GIVEN INSTRUCTION -> Set every record down verbatim and omit the pictures.

EXERCISE INPUTS ->

::::

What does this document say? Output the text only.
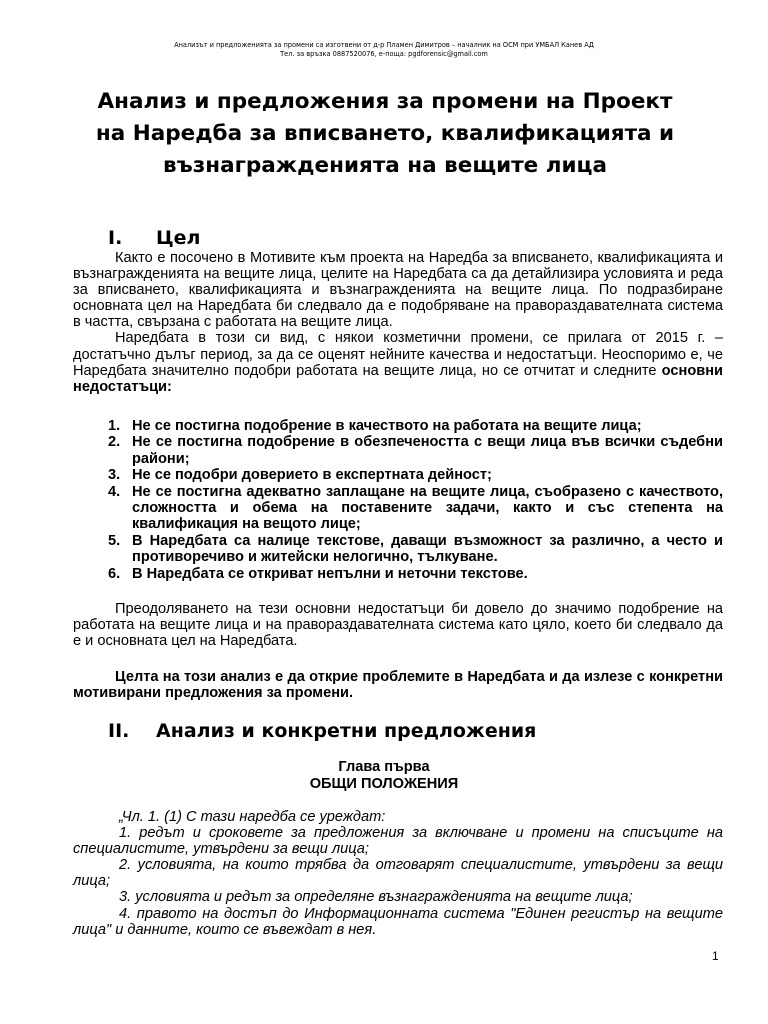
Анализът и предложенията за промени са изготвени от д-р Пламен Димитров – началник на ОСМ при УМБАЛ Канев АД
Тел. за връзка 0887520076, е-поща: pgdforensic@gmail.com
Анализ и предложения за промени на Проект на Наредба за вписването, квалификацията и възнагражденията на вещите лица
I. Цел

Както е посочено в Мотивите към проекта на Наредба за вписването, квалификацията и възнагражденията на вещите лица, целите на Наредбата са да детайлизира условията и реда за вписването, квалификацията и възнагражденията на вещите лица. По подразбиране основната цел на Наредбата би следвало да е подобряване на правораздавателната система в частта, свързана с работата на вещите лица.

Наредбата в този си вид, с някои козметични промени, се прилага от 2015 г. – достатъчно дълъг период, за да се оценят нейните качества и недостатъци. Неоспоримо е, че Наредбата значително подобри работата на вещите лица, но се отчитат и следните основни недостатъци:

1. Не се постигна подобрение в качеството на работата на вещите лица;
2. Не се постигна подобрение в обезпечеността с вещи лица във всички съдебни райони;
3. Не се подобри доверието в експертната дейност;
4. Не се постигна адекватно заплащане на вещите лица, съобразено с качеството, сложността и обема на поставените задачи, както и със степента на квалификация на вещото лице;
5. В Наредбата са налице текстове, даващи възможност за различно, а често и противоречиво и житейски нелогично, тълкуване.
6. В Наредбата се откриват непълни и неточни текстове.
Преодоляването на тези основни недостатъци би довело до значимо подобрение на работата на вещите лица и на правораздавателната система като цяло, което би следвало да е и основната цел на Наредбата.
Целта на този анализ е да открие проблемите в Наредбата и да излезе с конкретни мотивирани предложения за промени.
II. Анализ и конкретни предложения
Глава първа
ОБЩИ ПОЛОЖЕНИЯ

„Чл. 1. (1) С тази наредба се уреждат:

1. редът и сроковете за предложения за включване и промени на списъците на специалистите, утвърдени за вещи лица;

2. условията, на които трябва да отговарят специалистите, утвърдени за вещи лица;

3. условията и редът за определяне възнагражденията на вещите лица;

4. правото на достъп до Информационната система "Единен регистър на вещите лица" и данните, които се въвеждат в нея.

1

::::

TASK RESULT ->
What does this document say? Output the text only.
Анализът и предложенията за промени са изготвени от д-р Пламен Димитров – началник на ОСМ при УМБАЛ Канев АД
Тел. за връзка 0887520076, е-поща: pgdforensic@gmail.com
Анализ и предложения за промени на Проект на Наредба за вписването, квалификацията и възнагражденията на вещите лица
I. Цел

Както е посочено в Мотивите към проекта на Наредба за вписването, квалификацията и възнагражденията на вещите лица, целите на Наредбата са да детайлизира условията и реда за вписването, квалификацията и възнагражденията на вещите лица. По подразбиране основната цел на Наредбата би следвало да е подобряване на правораздавателната система в частта, свързана с работата на вещите лица.

Наредбата в този си вид, с някои козметични промени, се прилага от 2015 г. – достатъчно дълъг период, за да се оценят нейните качества и недостатъци. Неоспоримо е, че Наредбата значително подобри работата на вещите лица, но се отчитат и следните основни недостатъци:

1. Не се постигна подобрение в качеството на работата на вещите лица;
2. Не се постигна подобрение в обезпечеността с вещи лица във всички съдебни райони;
3. Не се подобри доверието в експертната дейност;
4. Не се постигна адекватно заплащане на вещите лица, съобразено с качеството, сложността и обема на поставените задачи, както и със степента на квалификация на вещото лице;
5. В Наредбата са налице текстове, даващи възможност за различно, а често и противоречиво и житейски нелогично, тълкуване.
6. В Наредбата се откриват непълни и неточни текстове.
Преодоляването на тези основни недостатъци би довело до значимо подобрение на работата на вещите лица и на правораздавателната система като цяло, което би следвало да е и основната цел на Наредбата.
Целта на този анализ е да открие проблемите в Наредбата и да излезе с конкретни мотивирани предложения за промени.
II. Анализ и конкретни предложения
Глава първа
ОБЩИ ПОЛОЖЕНИЯ

„Чл. 1. (1) С тази наредба се уреждат:

1. редът и сроковете за предложения за включване и промени на списъците на специалистите, утвърдени за вещи лица;

2. условията, на които трябва да отговарят специалистите, утвърдени за вещи лица;

3. условията и редът за определяне възнагражденията на вещите лица;

4. правото на достъп до Информационната система "Единен регистър на вещите лица" и данните, които се въвеждат в нея.

1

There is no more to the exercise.